EXCERTO FORNECIDO:
____

Como em grande parte do álbum, os convidados passam por nós num abrir e fechar de olhos, e em certas ocasiões é necessário uma segunda volta para lhes darmos devidamente atenção. Em The Big Day, Chance recruta Nicki Minaj e Megan Thee Stallion, duas das mais relevantes MC femininas de hoje. É uma aposta ambiciosa, mas que cai em redundância quando as duas são ofuscadas pela mediocridade da música. Minaj aparece em “Slide Around” e “Zanies and the Fools”, dois dos momentos mais suportáveis do álbum, onde a felicidade dele parece genuína e não tão forçada a ser partilhada com quem o ouve: “Livin’ with some people I could die around”. Mas tal encanto é facilmente esquecido devido a uma produção que soa a uma cópia de temas passados. “Handsome”, onde participa Thee Stallion, é uma dor de cabeça: percebe-se que aborda a felicidade que viveu no dia do casamento e que nunca se sentiu tão bem com ele mesmo, mas as constantes referências a experiências sexuais passadas não se ligam a esta narrativa. Discursos ostentatórios sempre estiveram em algumas das suas letras e não têm de ser condenáveis. Aqui, contudo, saem com mau gosto e sem razão superior para as sustentar.

____

DADOS FORNECIDOS:
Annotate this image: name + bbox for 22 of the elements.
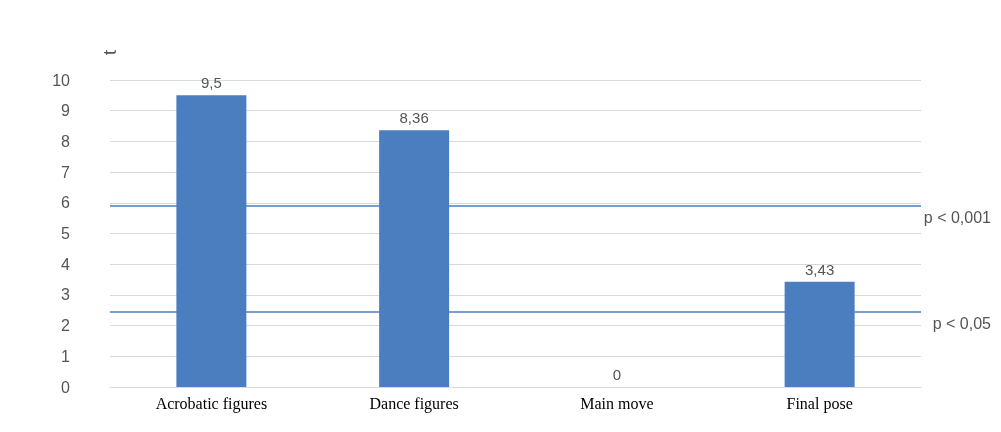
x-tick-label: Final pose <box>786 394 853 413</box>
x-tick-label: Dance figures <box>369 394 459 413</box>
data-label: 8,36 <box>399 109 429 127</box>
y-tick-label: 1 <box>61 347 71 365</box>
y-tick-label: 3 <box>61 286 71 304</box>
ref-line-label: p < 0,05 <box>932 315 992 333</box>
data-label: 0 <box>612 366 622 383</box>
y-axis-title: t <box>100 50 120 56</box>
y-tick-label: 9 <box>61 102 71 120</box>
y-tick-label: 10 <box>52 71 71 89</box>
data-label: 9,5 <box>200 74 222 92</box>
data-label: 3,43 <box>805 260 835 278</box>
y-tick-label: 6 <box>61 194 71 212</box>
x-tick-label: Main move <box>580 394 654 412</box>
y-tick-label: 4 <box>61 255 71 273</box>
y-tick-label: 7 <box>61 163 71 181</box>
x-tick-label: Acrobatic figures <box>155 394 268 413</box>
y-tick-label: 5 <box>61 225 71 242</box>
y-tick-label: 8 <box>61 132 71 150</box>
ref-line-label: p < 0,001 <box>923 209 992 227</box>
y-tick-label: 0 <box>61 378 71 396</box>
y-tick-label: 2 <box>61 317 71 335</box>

____

REQUISITOS DO EXERCÍCIO: Retoma a crítica ao álbum The Big Day e prossegue a escrita a partir da última frase apresentada.

RESPOSTA ESPERADA:
O álbum arrasta-se dolorosamente até ao final, um sítio onde, após várias adversidades e restrições, parece ser difícil chegar. Chance continua a ser dos rappers mais brilhantes e dedicados da sua geração, apenas apresenta-se em The Big Day cheio de um entusiasmo mal colocado. Há brilho no seu trabalho e se escavarmos muito fundo, conseguimos encontrar traços de sons que se fossem correctamente explorados, dariam um resultado diferente – os sintetizadores distorcidos de “Roo” acompanhados pelos vocais aéreos das CocoRosie, a assertividade de “Big Fish”, e a simplicidade emotiva de “Sun Come Down”, que parece retirado do último trabalho de Steve Lacy, são alguns exemplos desenhados pelo artista como potenciais, mas que foram deixados na planta. O que temos aqui é um registo opressivamente optimista que condena quem não segue os seus passos, e não entende que a felicidade deve ser orgânica, e não embuchada por quem ainda não a consegue sentir.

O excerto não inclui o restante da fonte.